▶ **WHAT THE TASK REQUIRES**: Images are excluded; otherwise, output every record exactly.

▶ **EXERCISE MATERIALS**:
────────────────
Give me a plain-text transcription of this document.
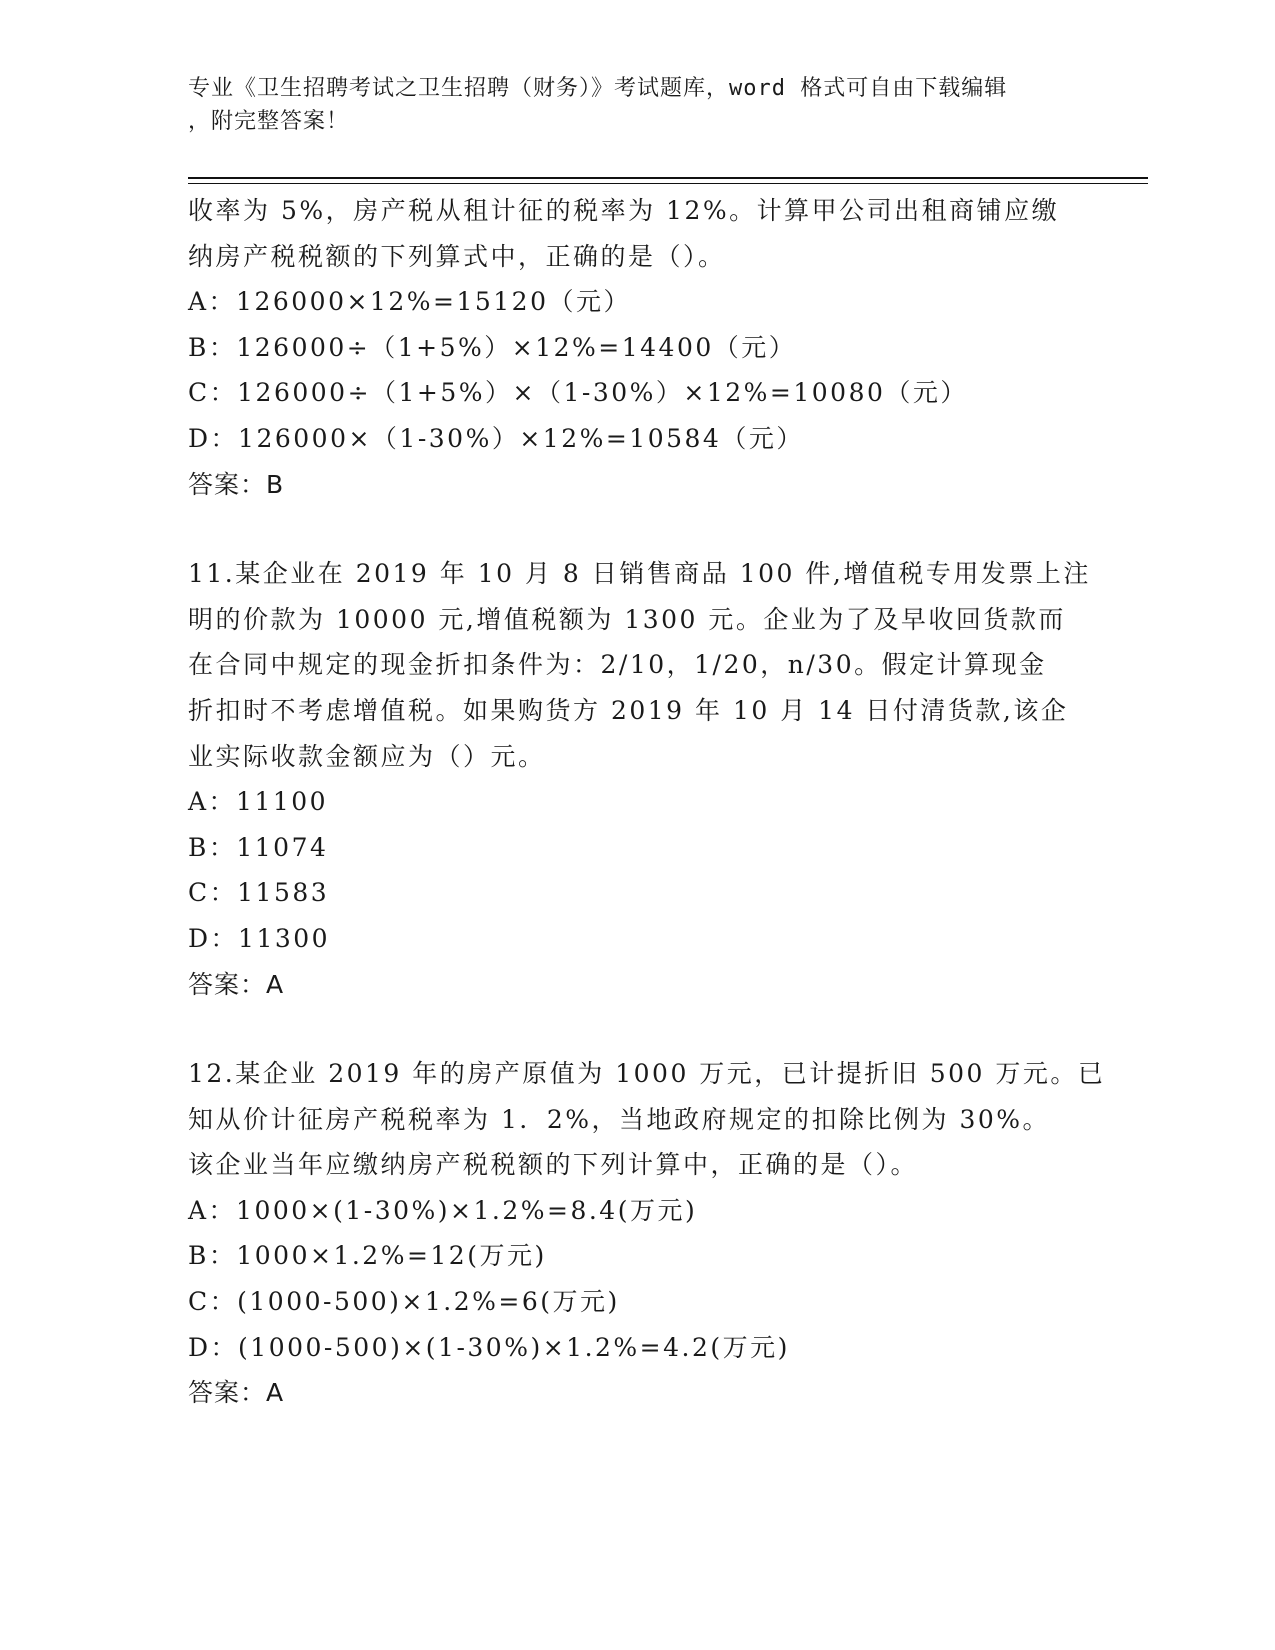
专业《卫生招聘考试之卫生招聘（财务）》考试题库，word 格式可自由下载编辑
，附完整答案！
收率为 5%，房产税从租计征的税率为 12%。计算甲公司出租商铺应缴
纳房产税税额的下列算式中，正确的是（）。
A：126000×12%=15120（元）
B：126000÷（1+5%）×12%=14400（元）
C：126000÷（1+5%）×（1-30%）×12%=10080（元）
D：126000×（1-30%）×12%=10584（元）
答案：B
11.某企业在 2019 年 10 月 8 日销售商品 100 件,增值税专用发票上注
明的价款为 10000 元,增值税额为 1300 元。企业为了及早收回货款而
在合同中规定的现金折扣条件为：2/10，1/20，n/30。假定计算现金
折扣时不考虑增值税。如果购货方 2019 年 10 月 14 日付清货款,该企
业实际收款金额应为（）元。
A：11100
B：11074
C：11583
D：11300
答案：A
12.某企业 2019 年的房产原值为 1000 万元，已计提折旧 500 万元。已
知从价计征房产税税率为 1．2%，当地政府规定的扣除比例为 30%。
该企业当年应缴纳房产税税额的下列计算中，正确的是（）。
A：1000×(1-30%)×1.2%=8.4(万元)
B：1000×1.2%=12(万元)
C：(1000-500)×1.2%=6(万元)
D：(1000-500)×(1-30%)×1.2%=4.2(万元)
答案：A
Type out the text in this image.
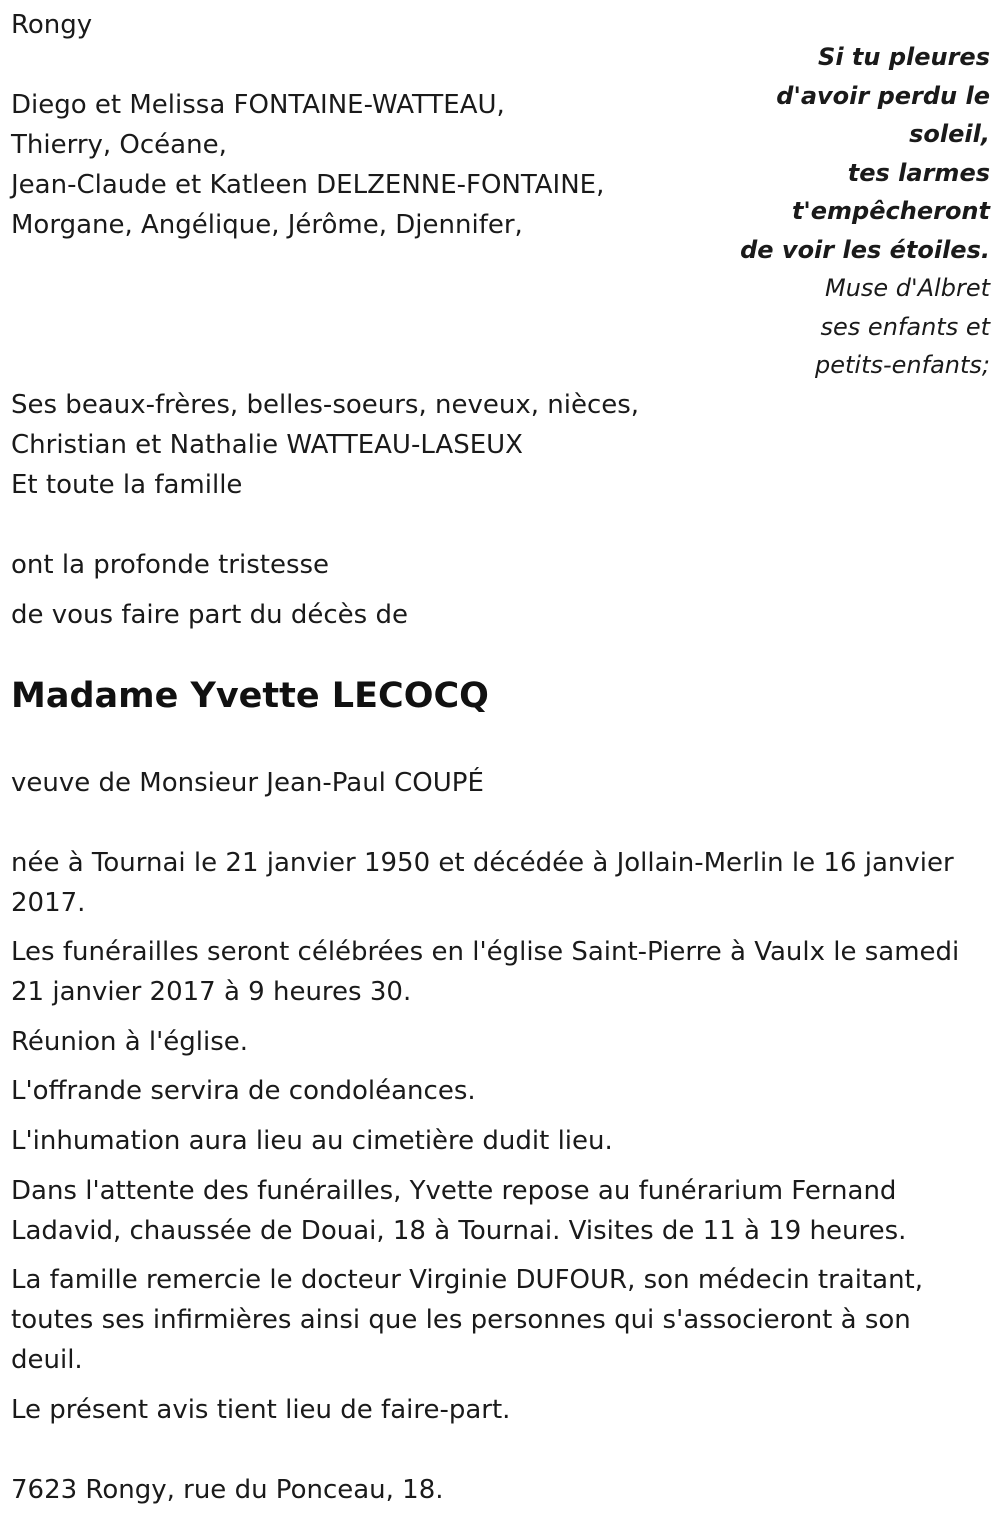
Rongy
Diego et Melissa FONTAINE-WATTEAU,
Thierry, Océane,
Jean-Claude et Katleen DELZENNE-FONTAINE,
Morgane, Angélique, Jérôme, Djennifer,
Si tu pleures
d'avoir perdu le
soleil,
tes larmes
t'empêcheront
de voir les étoiles.
Muse d'Albret
ses enfants et
petits-enfants;
Ses beaux-frères, belles-soeurs, neveux, nièces,
Christian et Nathalie WATTEAU-LASEUX
Et toute la famille
ont la profonde tristesse
de vous faire part du décès de
Madame Yvette LECOCQ
veuve de Monsieur Jean-Paul COUPÉ
née à Tournai le 21 janvier 1950 et décédée à Jollain-Merlin le 16 janvier 2017.
Les funérailles seront célébrées en l'église Saint-Pierre à Vaulx le samedi 21 janvier 2017 à 9 heures 30.
Réunion à l'église.
L'offrande servira de condoléances.
L'inhumation aura lieu au cimetière dudit lieu.
Dans l'attente des funérailles, Yvette repose au funérarium Fernand Ladavid, chaussée de Douai, 18 à Tournai. Visites de 11 à 19 heures.
La famille remercie le docteur Virginie DUFOUR, son médecin traitant, toutes ses infirmières ainsi que les personnes qui s'associeront à son deuil.
Le présent avis tient lieu de faire-part.
7623 Rongy, rue du Ponceau, 18.
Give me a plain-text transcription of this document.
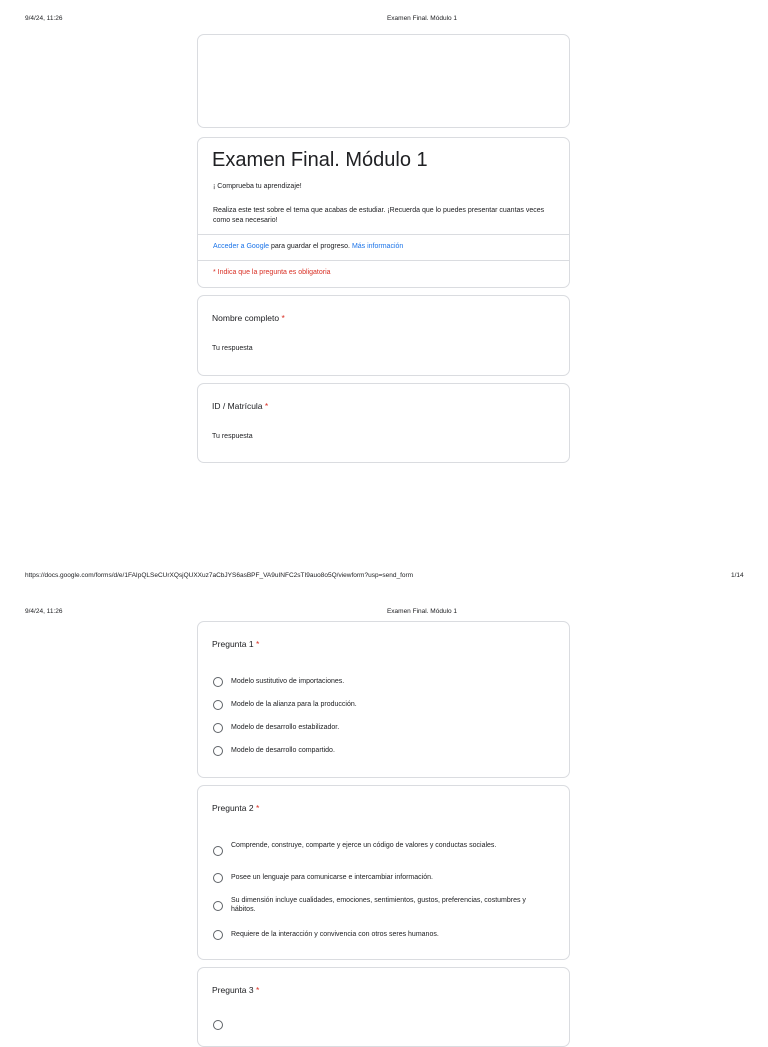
9/4/24, 11:26	Examen Final. Módulo 1
Examen Final. Módulo 1
¡ Comprueba tu aprendizaje!
Realiza este test sobre el tema que acabas de estudiar. ¡Recuerda que lo puedes presentar cuantas veces como sea necesario!
Acceder a Google para guardar el progreso. Más información
* Indica que la pregunta es obligatoria
Nombre completo *
Tu respuesta
ID / Matrícula *
Tu respuesta
https://docs.google.com/forms/d/e/1FAIpQLSeCUrXQsjQUXXuz7aCbJYS6asBPF_VA9uINFC2sTI9auo8o5Q/viewform?usp=send_form	1/14
9/4/24, 11:26	Examen Final. Módulo 1
Pregunta 1 *
Modelo sustitutivo de importaciones.
Modelo de la alianza para la producción.
Modelo de desarrollo estabilizador.
Modelo de desarrollo compartido.
Pregunta 2 *
Comprende, construye, comparte y ejerce un código de valores y conductas sociales.
Posee un lenguaje para comunicarse e intercambiar información.
Su dimensión incluye cualidades, emociones, sentimientos, gustos, preferencias, costumbres y hábitos.
Requiere de la interacción y convivencia con otros seres humanos.
Pregunta 3 *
────────────────
▶ **WORKED ANSWER**:
Give me a plain-text transcription of this document.
专业《卫生招聘考试之卫生招聘（财务）》考试题库，word 格式可自由下载编辑
，附完整答案！
收率为 5%，房产税从租计征的税率为 12%。计算甲公司出租商铺应缴
纳房产税税额的下列算式中，正确的是（）。
A：126000×12%=15120（元）
B：126000÷（1+5%）×12%=14400（元）
C：126000÷（1+5%）×（1-30%）×12%=10080（元）
D：126000×（1-30%）×12%=10584（元）
答案：B
11.某企业在 2019 年 10 月 8 日销售商品 100 件,增值税专用发票上注
明的价款为 10000 元,增值税额为 1300 元。企业为了及早收回货款而
在合同中规定的现金折扣条件为：2/10，1/20，n/30。假定计算现金
折扣时不考虑增值税。如果购货方 2019 年 10 月 14 日付清货款,该企
业实际收款金额应为（）元。
A：11100
B：11074
C：11583
D：11300
答案：A
12.某企业 2019 年的房产原值为 1000 万元，已计提折旧 500 万元。已
知从价计征房产税税率为 1．2%，当地政府规定的扣除比例为 30%。
该企业当年应缴纳房产税税额的下列计算中，正确的是（）。
A：1000×(1-30%)×1.2%=8.4(万元)
B：1000×1.2%=12(万元)
C：(1000-500)×1.2%=6(万元)
D：(1000-500)×(1-30%)×1.2%=4.2(万元)
答案：A
Type out the text in this image.
Rongy
Diego et Melissa FONTAINE-WATTEAU,
Thierry, Océane,
Jean-Claude et Katleen DELZENNE-FONTAINE,
Morgane, Angélique, Jérôme, Djennifer,
Si tu pleures
d'avoir perdu le
soleil,
tes larmes
t'empêcheront
de voir les étoiles.
Muse d'Albret
ses enfants et
petits-enfants;
Ses beaux-frères, belles-soeurs, neveux, nièces,
Christian et Nathalie WATTEAU-LASEUX
Et toute la famille
ont la profonde tristesse
de vous faire part du décès de
Madame Yvette LECOCQ
veuve de Monsieur Jean-Paul COUPÉ
née à Tournai le 21 janvier 1950 et décédée à Jollain-Merlin le 16 janvier 2017.
Les funérailles seront célébrées en l'église Saint-Pierre à Vaulx le samedi 21 janvier 2017 à 9 heures 30.
Réunion à l'église.
L'offrande servira de condoléances.
L'inhumation aura lieu au cimetière dudit lieu.
Dans l'attente des funérailles, Yvette repose au funérarium Fernand Ladavid, chaussée de Douai, 18 à Tournai. Visites de 11 à 19 heures.
La famille remercie le docteur Virginie DUFOUR, son médecin traitant, toutes ses infirmières ainsi que les personnes qui s'associeront à son deuil.
Le présent avis tient lieu de faire-part.
7623 Rongy, rue du Ponceau, 18.
Give me a plain-text transcription of this document.
9/4/24, 11:26	Examen Final. Módulo 1
Examen Final. Módulo 1
¡ Comprueba tu aprendizaje!
Realiza este test sobre el tema que acabas de estudiar. ¡Recuerda que lo puedes presentar cuantas veces como sea necesario!
Acceder a Google para guardar el progreso. Más información
* Indica que la pregunta es obligatoria
Nombre completo *
Tu respuesta
ID / Matrícula *
Tu respuesta
https://docs.google.com/forms/d/e/1FAIpQLSeCUrXQsjQUXXuz7aCbJYS6asBPF_VA9uINFC2sTI9auo8o5Q/viewform?usp=send_form	1/14
9/4/24, 11:26	Examen Final. Módulo 1
Pregunta 1 *
Modelo sustitutivo de importaciones.
Modelo de la alianza para la producción.
Modelo de desarrollo estabilizador.
Modelo de desarrollo compartido.
Pregunta 2 *
Comprende, construye, comparte y ejerce un código de valores y conductas sociales.
Posee un lenguaje para comunicarse e intercambiar información.
Su dimensión incluye cualidades, emociones, sentimientos, gustos, preferencias, costumbres y hábitos.
Requiere de la interacción y convivencia con otros seres humanos.
Pregunta 3 *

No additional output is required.